What this task involves
Return the count of lines that mention "true", with no other words.

++++++++

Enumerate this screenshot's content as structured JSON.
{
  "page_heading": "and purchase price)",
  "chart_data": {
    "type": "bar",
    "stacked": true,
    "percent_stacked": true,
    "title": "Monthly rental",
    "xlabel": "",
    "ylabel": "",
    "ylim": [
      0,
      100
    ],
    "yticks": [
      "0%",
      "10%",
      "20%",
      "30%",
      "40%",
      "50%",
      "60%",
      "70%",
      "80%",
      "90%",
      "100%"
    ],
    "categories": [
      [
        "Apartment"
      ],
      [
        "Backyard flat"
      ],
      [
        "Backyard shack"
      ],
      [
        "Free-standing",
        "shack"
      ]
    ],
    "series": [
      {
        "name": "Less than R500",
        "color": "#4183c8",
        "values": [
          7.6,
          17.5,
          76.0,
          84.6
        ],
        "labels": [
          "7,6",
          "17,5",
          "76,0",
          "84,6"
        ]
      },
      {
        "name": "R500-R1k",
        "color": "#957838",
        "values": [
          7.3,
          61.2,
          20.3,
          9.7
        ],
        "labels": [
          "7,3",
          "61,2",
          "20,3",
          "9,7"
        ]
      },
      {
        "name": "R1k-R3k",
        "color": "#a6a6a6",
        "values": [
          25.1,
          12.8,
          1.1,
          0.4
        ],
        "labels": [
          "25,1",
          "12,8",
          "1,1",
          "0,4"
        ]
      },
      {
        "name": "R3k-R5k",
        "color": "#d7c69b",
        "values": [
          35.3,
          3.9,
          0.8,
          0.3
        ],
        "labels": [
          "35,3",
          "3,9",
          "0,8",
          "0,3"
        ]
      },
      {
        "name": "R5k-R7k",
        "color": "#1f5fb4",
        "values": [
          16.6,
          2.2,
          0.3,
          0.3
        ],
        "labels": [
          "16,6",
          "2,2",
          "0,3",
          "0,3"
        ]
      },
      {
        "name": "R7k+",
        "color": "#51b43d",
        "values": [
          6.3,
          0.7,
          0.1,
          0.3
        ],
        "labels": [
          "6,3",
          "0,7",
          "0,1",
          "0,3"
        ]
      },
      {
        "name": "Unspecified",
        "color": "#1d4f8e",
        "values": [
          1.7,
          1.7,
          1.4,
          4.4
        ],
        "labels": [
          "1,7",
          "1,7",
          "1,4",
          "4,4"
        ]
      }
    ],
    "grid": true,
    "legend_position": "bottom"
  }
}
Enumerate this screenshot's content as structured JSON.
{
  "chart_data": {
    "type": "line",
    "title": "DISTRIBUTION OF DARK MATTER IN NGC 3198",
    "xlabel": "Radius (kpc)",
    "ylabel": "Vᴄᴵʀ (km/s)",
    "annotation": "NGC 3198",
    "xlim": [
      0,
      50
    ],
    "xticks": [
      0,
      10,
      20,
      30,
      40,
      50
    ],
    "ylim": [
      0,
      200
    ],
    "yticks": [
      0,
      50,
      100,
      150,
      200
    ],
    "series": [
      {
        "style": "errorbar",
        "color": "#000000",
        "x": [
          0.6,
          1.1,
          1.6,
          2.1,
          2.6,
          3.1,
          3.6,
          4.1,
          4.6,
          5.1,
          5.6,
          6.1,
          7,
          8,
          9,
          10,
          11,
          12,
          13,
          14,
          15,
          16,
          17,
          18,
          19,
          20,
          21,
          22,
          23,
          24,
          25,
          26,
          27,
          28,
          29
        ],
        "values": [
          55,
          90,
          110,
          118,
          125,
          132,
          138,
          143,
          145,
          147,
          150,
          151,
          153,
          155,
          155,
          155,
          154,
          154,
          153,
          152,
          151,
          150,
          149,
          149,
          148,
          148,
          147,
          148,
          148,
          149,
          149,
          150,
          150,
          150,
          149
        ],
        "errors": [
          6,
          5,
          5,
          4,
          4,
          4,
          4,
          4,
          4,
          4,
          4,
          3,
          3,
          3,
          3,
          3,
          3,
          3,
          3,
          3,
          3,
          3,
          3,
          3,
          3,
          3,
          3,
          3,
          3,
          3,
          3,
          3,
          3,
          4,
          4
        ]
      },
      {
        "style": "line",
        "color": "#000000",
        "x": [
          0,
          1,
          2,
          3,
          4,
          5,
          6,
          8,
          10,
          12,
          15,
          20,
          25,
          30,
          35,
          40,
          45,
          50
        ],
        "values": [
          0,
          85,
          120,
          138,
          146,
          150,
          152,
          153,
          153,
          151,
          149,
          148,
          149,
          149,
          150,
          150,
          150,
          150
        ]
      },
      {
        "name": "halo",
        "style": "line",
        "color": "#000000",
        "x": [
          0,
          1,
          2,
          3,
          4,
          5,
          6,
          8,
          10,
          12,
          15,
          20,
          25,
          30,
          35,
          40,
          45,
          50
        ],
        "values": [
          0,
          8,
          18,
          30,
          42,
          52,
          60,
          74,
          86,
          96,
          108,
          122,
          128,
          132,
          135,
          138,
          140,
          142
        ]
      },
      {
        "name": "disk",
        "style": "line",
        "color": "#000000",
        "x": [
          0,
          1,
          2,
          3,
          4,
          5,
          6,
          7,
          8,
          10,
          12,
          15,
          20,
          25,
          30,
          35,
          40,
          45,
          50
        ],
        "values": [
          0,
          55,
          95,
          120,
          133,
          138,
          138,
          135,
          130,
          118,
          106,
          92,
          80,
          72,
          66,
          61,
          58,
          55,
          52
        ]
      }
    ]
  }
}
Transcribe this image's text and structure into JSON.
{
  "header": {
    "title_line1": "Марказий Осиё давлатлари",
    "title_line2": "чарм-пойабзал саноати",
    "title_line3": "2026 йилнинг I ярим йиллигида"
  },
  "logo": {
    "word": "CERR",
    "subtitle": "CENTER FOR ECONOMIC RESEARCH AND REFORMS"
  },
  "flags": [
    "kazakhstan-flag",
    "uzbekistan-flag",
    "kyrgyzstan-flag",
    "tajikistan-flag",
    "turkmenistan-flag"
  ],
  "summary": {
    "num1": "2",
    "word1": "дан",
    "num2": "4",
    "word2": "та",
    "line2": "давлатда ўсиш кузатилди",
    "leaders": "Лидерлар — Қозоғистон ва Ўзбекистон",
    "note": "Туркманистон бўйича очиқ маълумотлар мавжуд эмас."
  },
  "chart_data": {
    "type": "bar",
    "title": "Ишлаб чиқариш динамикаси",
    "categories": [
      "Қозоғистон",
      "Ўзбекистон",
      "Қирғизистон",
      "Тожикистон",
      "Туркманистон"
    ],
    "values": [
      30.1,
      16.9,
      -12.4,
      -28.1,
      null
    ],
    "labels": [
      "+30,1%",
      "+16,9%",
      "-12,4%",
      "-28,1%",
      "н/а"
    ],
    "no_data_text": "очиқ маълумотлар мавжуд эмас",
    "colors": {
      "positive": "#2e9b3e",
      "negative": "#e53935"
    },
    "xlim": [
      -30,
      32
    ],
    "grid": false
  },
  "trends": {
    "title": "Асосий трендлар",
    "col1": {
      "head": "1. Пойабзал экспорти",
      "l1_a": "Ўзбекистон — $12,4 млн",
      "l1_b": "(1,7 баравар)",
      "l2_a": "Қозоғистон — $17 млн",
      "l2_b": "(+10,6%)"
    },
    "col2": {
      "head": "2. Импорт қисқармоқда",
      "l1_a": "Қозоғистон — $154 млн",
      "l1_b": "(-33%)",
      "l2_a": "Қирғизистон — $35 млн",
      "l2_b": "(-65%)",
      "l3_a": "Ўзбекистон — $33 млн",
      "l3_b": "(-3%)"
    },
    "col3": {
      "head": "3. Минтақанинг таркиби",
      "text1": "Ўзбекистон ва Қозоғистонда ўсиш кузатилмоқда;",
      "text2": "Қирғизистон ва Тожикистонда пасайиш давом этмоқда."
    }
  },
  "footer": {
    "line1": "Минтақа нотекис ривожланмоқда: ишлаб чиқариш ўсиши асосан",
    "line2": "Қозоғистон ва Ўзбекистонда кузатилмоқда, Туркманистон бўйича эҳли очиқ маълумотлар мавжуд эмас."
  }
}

++++++++

Full response
3